(DIRECTIONS FOR THIS TASK) Extract each line of the data below exactly as written.

### MATERIAL SUPPLIED

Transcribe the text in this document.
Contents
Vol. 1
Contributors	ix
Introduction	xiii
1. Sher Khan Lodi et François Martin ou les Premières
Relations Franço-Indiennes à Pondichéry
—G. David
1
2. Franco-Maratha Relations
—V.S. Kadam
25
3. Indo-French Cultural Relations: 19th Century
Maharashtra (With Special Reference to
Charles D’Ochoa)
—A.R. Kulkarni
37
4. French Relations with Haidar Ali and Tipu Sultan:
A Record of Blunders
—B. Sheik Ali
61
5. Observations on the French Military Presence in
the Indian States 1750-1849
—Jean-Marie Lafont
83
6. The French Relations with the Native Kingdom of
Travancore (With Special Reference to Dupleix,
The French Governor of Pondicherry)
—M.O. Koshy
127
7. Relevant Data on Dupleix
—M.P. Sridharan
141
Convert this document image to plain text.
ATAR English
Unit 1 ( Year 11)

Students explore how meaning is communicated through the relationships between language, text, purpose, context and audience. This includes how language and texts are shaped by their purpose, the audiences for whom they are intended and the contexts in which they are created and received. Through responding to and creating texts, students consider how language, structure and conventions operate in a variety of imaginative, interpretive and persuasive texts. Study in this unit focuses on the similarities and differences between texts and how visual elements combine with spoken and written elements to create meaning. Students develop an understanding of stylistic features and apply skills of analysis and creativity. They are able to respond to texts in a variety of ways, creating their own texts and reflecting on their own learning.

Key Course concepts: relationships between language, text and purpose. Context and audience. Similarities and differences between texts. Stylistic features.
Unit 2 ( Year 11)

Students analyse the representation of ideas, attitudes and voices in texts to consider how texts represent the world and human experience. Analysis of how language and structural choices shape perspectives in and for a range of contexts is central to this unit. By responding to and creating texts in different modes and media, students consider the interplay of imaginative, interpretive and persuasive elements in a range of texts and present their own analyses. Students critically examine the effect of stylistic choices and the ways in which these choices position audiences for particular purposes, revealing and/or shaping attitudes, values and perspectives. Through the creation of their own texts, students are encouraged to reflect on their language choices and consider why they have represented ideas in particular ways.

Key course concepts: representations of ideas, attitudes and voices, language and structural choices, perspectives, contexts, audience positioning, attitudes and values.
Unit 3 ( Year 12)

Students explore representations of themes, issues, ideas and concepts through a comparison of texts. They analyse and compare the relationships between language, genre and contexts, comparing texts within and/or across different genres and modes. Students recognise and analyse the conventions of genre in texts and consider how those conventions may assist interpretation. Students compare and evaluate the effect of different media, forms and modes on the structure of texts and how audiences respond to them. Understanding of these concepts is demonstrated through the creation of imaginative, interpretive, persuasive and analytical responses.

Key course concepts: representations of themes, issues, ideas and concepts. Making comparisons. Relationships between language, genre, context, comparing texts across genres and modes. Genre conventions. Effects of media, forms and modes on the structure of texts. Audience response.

######

(ANSWER TO THIS EXERCISE)
Transcribe the text in this document.
Contents
Vol. 1
Contributors	ix
Introduction	xiii
1. Sher Khan Lodi et François Martin ou les Premières
Relations Franço-Indiennes à Pondichéry
—G. David
1
2. Franco-Maratha Relations
—V.S. Kadam
25
3. Indo-French Cultural Relations: 19th Century
Maharashtra (With Special Reference to
Charles D’Ochoa)
—A.R. Kulkarni
37
4. French Relations with Haidar Ali and Tipu Sultan:
A Record of Blunders
—B. Sheik Ali
61
5. Observations on the French Military Presence in
the Indian States 1750-1849
—Jean-Marie Lafont
83
6. The French Relations with the Native Kingdom of
Travancore (With Special Reference to Dupleix,
The French Governor of Pondicherry)
—M.O. Koshy
127
7. Relevant Data on Dupleix
—M.P. Sridharan
141
Convert this document image to plain text.
ATAR English
Unit 1 ( Year 11)

Students explore how meaning is communicated through the relationships between language, text, purpose, context and audience. This includes how language and texts are shaped by their purpose, the audiences for whom they are intended and the contexts in which they are created and received. Through responding to and creating texts, students consider how language, structure and conventions operate in a variety of imaginative, interpretive and persuasive texts. Study in this unit focuses on the similarities and differences between texts and how visual elements combine with spoken and written elements to create meaning. Students develop an understanding of stylistic features and apply skills of analysis and creativity. They are able to respond to texts in a variety of ways, creating their own texts and reflecting on their own learning.

Key Course concepts: relationships between language, text and purpose. Context and audience. Similarities and differences between texts. Stylistic features.
Unit 2 ( Year 11)

Students analyse the representation of ideas, attitudes and voices in texts to consider how texts represent the world and human experience. Analysis of how language and structural choices shape perspectives in and for a range of contexts is central to this unit. By responding to and creating texts in different modes and media, students consider the interplay of imaginative, interpretive and persuasive elements in a range of texts and present their own analyses. Students critically examine the effect of stylistic choices and the ways in which these choices position audiences for particular purposes, revealing and/or shaping attitudes, values and perspectives. Through the creation of their own texts, students are encouraged to reflect on their language choices and consider why they have represented ideas in particular ways.

Key course concepts: representations of ideas, attitudes and voices, language and structural choices, perspectives, contexts, audience positioning, attitudes and values.
Unit 3 ( Year 12)

Students explore representations of themes, issues, ideas and concepts through a comparison of texts. They analyse and compare the relationships between language, genre and contexts, comparing texts within and/or across different genres and modes. Students recognise and analyse the conventions of genre in texts and consider how those conventions may assist interpretation. Students compare and evaluate the effect of different media, forms and modes on the structure of texts and how audiences respond to them. Understanding of these concepts is demonstrated through the creation of imaginative, interpretive, persuasive and analytical responses.

Key course concepts: representations of themes, issues, ideas and concepts. Making comparisons. Relationships between language, genre, context, comparing texts across genres and modes. Genre conventions. Effects of media, forms and modes on the structure of texts. Audience response.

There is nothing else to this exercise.